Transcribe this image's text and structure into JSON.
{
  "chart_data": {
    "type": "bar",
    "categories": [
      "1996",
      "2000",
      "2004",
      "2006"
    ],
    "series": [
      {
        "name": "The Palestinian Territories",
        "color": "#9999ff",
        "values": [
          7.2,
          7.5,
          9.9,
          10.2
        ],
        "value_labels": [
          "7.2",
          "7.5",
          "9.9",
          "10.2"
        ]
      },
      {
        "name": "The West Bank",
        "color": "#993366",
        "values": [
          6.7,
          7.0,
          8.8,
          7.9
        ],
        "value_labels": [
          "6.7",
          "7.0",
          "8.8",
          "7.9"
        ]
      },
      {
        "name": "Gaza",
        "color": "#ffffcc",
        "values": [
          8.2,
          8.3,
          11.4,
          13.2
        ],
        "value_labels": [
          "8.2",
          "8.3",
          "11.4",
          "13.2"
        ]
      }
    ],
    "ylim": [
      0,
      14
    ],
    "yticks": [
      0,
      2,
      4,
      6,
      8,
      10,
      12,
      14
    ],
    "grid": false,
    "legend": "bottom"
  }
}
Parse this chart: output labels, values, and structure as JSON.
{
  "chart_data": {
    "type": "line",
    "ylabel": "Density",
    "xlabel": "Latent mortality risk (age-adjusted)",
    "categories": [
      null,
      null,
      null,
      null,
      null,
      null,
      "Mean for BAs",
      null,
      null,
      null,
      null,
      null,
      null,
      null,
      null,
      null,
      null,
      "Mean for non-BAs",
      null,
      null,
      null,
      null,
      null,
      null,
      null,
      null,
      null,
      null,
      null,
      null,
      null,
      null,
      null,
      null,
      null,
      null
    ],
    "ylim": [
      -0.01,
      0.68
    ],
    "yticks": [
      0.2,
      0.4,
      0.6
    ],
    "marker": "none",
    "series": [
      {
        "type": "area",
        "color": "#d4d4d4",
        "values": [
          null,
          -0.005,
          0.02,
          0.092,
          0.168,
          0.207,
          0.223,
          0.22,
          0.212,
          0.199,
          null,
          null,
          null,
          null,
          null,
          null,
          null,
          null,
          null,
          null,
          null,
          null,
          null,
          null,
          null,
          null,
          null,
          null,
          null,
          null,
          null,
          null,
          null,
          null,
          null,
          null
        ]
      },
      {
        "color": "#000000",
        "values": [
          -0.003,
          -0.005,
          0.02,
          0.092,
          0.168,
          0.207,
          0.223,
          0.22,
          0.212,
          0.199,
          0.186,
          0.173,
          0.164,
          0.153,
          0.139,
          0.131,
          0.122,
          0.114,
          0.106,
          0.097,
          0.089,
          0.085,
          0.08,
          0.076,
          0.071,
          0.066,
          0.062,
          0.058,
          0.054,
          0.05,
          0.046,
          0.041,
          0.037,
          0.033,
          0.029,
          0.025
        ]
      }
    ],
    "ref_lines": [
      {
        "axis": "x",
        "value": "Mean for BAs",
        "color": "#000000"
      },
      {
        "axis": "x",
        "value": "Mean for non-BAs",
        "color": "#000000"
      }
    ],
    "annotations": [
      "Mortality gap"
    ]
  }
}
------------------------
## DIRECTIVE
Please set down each line of the records exactly as given.

## THE REPLY
Transcribe this image's text and structure into JSON.
{
  "chart_data": {
    "type": "bar",
    "categories": [
      "1996",
      "2000",
      "2004",
      "2006"
    ],
    "series": [
      {
        "name": "The Palestinian Territories",
        "color": "#9999ff",
        "values": [
          7.2,
          7.5,
          9.9,
          10.2
        ],
        "value_labels": [
          "7.2",
          "7.5",
          "9.9",
          "10.2"
        ]
      },
      {
        "name": "The West Bank",
        "color": "#993366",
        "values": [
          6.7,
          7.0,
          8.8,
          7.9
        ],
        "value_labels": [
          "6.7",
          "7.0",
          "8.8",
          "7.9"
        ]
      },
      {
        "name": "Gaza",
        "color": "#ffffcc",
        "values": [
          8.2,
          8.3,
          11.4,
          13.2
        ],
        "value_labels": [
          "8.2",
          "8.3",
          "11.4",
          "13.2"
        ]
      }
    ],
    "ylim": [
      0,
      14
    ],
    "yticks": [
      0,
      2,
      4,
      6,
      8,
      10,
      12,
      14
    ],
    "grid": false,
    "legend": "bottom"
  }
}
Parse this chart: output labels, values, and structure as JSON.
{
  "chart_data": {
    "type": "line",
    "ylabel": "Density",
    "xlabel": "Latent mortality risk (age-adjusted)",
    "categories": [
      null,
      null,
      null,
      null,
      null,
      null,
      "Mean for BAs",
      null,
      null,
      null,
      null,
      null,
      null,
      null,
      null,
      null,
      null,
      "Mean for non-BAs",
      null,
      null,
      null,
      null,
      null,
      null,
      null,
      null,
      null,
      null,
      null,
      null,
      null,
      null,
      null,
      null,
      null,
      null
    ],
    "ylim": [
      -0.01,
      0.68
    ],
    "yticks": [
      0.2,
      0.4,
      0.6
    ],
    "marker": "none",
    "series": [
      {
        "type": "area",
        "color": "#d4d4d4",
        "values": [
          null,
          -0.005,
          0.02,
          0.092,
          0.168,
          0.207,
          0.223,
          0.22,
          0.212,
          0.199,
          null,
          null,
          null,
          null,
          null,
          null,
          null,
          null,
          null,
          null,
          null,
          null,
          null,
          null,
          null,
          null,
          null,
          null,
          null,
          null,
          null,
          null,
          null,
          null,
          null,
          null
        ]
      },
      {
        "color": "#000000",
        "values": [
          -0.003,
          -0.005,
          0.02,
          0.092,
          0.168,
          0.207,
          0.223,
          0.22,
          0.212,
          0.199,
          0.186,
          0.173,
          0.164,
          0.153,
          0.139,
          0.131,
          0.122,
          0.114,
          0.106,
          0.097,
          0.089,
          0.085,
          0.08,
          0.076,
          0.071,
          0.066,
          0.062,
          0.058,
          0.054,
          0.05,
          0.046,
          0.041,
          0.037,
          0.033,
          0.029,
          0.025
        ]
      }
    ],
    "ref_lines": [
      {
        "axis": "x",
        "value": "Mean for BAs",
        "color": "#000000"
      },
      {
        "axis": "x",
        "value": "Mean for non-BAs",
        "color": "#000000"
      }
    ],
    "annotations": [
      "Mortality gap"
    ]
  }
}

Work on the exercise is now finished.